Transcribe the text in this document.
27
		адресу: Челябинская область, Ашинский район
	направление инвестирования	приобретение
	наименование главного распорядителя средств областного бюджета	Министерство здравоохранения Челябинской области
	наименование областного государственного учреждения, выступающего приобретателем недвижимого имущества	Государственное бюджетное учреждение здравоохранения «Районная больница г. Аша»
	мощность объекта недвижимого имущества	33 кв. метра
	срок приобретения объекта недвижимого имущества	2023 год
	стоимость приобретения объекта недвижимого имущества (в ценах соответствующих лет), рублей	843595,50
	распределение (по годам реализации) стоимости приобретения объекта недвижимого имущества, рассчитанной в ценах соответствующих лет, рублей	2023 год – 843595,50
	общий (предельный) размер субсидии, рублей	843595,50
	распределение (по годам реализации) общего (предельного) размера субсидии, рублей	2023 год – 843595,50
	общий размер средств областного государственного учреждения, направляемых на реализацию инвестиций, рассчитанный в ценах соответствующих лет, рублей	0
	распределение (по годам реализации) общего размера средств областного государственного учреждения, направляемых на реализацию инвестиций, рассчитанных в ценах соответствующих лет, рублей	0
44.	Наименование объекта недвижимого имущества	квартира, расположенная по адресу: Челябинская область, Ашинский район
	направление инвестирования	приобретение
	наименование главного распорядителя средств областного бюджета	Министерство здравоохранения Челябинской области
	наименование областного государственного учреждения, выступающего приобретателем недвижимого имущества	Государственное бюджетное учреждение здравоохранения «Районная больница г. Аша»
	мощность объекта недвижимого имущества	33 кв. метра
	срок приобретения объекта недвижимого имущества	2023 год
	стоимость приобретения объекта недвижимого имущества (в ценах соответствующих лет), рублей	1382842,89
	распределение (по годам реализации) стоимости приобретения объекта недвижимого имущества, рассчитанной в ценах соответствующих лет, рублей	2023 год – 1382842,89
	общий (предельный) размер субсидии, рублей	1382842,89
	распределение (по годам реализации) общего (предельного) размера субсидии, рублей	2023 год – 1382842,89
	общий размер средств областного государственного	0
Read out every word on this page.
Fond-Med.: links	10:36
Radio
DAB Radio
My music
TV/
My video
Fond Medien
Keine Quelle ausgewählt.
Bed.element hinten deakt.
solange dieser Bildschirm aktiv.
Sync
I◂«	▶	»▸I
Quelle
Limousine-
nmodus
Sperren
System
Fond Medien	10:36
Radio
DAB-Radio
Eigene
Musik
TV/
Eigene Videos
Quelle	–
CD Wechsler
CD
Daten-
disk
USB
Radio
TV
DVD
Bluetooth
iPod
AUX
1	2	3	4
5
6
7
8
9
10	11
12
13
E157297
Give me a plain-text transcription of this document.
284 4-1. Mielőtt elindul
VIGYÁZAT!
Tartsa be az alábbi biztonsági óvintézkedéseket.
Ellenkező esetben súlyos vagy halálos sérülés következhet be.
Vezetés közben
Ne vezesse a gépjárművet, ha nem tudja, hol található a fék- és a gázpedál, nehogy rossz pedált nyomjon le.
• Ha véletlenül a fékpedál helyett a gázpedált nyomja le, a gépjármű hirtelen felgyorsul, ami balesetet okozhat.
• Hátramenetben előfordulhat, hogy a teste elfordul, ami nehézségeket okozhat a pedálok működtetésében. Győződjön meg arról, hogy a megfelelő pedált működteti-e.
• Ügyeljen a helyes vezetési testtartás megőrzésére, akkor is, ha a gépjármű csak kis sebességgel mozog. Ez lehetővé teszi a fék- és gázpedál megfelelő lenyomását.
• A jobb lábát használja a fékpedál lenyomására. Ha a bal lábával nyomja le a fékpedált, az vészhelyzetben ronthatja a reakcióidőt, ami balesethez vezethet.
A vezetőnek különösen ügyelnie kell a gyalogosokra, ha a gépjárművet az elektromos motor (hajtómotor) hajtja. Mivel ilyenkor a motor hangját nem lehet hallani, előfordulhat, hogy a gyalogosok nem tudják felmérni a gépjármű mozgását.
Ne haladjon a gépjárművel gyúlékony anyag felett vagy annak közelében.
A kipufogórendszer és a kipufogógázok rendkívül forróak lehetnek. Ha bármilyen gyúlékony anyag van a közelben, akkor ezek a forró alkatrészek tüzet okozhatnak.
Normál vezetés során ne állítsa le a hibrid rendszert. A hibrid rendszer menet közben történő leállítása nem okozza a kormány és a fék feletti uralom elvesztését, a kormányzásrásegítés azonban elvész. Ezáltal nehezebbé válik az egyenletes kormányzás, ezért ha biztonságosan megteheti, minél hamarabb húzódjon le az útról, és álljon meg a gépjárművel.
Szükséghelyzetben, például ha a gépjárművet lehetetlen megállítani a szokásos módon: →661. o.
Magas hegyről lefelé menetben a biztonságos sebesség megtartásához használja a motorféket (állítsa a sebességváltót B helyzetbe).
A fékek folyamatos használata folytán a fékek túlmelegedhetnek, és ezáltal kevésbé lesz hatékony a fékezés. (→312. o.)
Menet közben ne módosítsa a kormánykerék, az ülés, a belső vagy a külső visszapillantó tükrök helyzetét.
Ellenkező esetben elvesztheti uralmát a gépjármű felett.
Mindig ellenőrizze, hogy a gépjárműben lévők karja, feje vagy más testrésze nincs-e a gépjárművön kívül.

### EXERCISE
Go through the entries above and count the lines containing the word "Quelle"; give only that count.

### RESPONSE BELOW
3